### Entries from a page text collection
───

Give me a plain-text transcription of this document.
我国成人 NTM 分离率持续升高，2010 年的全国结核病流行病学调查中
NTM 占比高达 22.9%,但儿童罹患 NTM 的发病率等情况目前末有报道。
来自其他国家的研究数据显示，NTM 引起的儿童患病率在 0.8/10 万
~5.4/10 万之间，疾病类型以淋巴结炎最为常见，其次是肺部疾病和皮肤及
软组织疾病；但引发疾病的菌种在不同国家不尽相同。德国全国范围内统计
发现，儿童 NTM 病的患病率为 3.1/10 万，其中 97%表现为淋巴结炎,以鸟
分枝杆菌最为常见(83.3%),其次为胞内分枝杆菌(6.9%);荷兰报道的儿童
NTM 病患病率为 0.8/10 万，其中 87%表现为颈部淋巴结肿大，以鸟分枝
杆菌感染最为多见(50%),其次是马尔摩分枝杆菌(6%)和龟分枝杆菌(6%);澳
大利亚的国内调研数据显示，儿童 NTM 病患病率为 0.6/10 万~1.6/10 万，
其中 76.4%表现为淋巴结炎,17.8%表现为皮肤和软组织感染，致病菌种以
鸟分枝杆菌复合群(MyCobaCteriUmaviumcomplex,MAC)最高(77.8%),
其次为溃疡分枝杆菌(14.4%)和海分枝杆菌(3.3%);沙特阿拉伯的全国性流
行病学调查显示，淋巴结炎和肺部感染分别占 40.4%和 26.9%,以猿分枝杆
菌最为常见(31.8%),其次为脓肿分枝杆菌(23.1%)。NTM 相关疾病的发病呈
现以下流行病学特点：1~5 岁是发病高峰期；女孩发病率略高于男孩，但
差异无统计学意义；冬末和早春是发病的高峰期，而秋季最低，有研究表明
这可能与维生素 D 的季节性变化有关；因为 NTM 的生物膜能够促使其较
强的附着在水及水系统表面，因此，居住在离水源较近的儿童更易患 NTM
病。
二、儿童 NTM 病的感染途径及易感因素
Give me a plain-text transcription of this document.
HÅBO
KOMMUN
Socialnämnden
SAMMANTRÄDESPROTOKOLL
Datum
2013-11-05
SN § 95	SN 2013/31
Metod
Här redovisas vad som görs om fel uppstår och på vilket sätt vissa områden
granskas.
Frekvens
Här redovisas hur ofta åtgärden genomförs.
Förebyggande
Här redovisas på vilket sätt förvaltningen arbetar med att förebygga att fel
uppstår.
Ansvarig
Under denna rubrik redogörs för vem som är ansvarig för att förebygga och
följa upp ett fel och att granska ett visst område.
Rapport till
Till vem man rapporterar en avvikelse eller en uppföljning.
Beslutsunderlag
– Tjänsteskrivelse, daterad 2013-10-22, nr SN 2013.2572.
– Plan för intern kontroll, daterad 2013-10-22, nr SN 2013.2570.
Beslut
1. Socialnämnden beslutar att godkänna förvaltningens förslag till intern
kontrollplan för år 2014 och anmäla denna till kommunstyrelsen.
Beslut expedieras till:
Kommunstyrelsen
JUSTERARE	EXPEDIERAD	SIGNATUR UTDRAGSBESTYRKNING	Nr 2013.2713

───

### Work instruction
Copy all the data. Match it exactly.

### Output for this task
Give me a plain-text transcription of this document.
我国成人 NTM 分离率持续升高，2010 年的全国结核病流行病学调查中
NTM 占比高达 22.9%,但儿童罹患 NTM 的发病率等情况目前末有报道。
来自其他国家的研究数据显示，NTM 引起的儿童患病率在 0.8/10 万
~5.4/10 万之间，疾病类型以淋巴结炎最为常见，其次是肺部疾病和皮肤及
软组织疾病；但引发疾病的菌种在不同国家不尽相同。德国全国范围内统计
发现，儿童 NTM 病的患病率为 3.1/10 万，其中 97%表现为淋巴结炎,以鸟
分枝杆菌最为常见(83.3%),其次为胞内分枝杆菌(6.9%);荷兰报道的儿童
NTM 病患病率为 0.8/10 万，其中 87%表现为颈部淋巴结肿大，以鸟分枝
杆菌感染最为多见(50%),其次是马尔摩分枝杆菌(6%)和龟分枝杆菌(6%);澳
大利亚的国内调研数据显示，儿童 NTM 病患病率为 0.6/10 万~1.6/10 万，
其中 76.4%表现为淋巴结炎,17.8%表现为皮肤和软组织感染，致病菌种以
鸟分枝杆菌复合群(MyCobaCteriUmaviumcomplex,MAC)最高(77.8%),
其次为溃疡分枝杆菌(14.4%)和海分枝杆菌(3.3%);沙特阿拉伯的全国性流
行病学调查显示，淋巴结炎和肺部感染分别占 40.4%和 26.9%,以猿分枝杆
菌最为常见(31.8%),其次为脓肿分枝杆菌(23.1%)。NTM 相关疾病的发病呈
现以下流行病学特点：1~5 岁是发病高峰期；女孩发病率略高于男孩，但
差异无统计学意义；冬末和早春是发病的高峰期，而秋季最低，有研究表明
这可能与维生素 D 的季节性变化有关；因为 NTM 的生物膜能够促使其较
强的附着在水及水系统表面，因此，居住在离水源较近的儿童更易患 NTM
病。
二、儿童 NTM 病的感染途径及易感因素
Give me a plain-text transcription of this document.
HÅBO
KOMMUN
Socialnämnden
SAMMANTRÄDESPROTOKOLL
Datum
2013-11-05
SN § 95	SN 2013/31
Metod
Här redovisas vad som görs om fel uppstår och på vilket sätt vissa områden
granskas.
Frekvens
Här redovisas hur ofta åtgärden genomförs.
Förebyggande
Här redovisas på vilket sätt förvaltningen arbetar med att förebygga att fel
uppstår.
Ansvarig
Under denna rubrik redogörs för vem som är ansvarig för att förebygga och
följa upp ett fel och att granska ett visst område.
Rapport till
Till vem man rapporterar en avvikelse eller en uppföljning.
Beslutsunderlag
– Tjänsteskrivelse, daterad 2013-10-22, nr SN 2013.2572.
– Plan för intern kontroll, daterad 2013-10-22, nr SN 2013.2570.
Beslut
1. Socialnämnden beslutar att godkänna förvaltningens förslag till intern
kontrollplan för år 2014 och anmäla denna till kommunstyrelsen.
Beslut expedieras till:
Kommunstyrelsen
JUSTERARE	EXPEDIERAD	SIGNATUR UTDRAGSBESTYRKNING	Nr 2013.2713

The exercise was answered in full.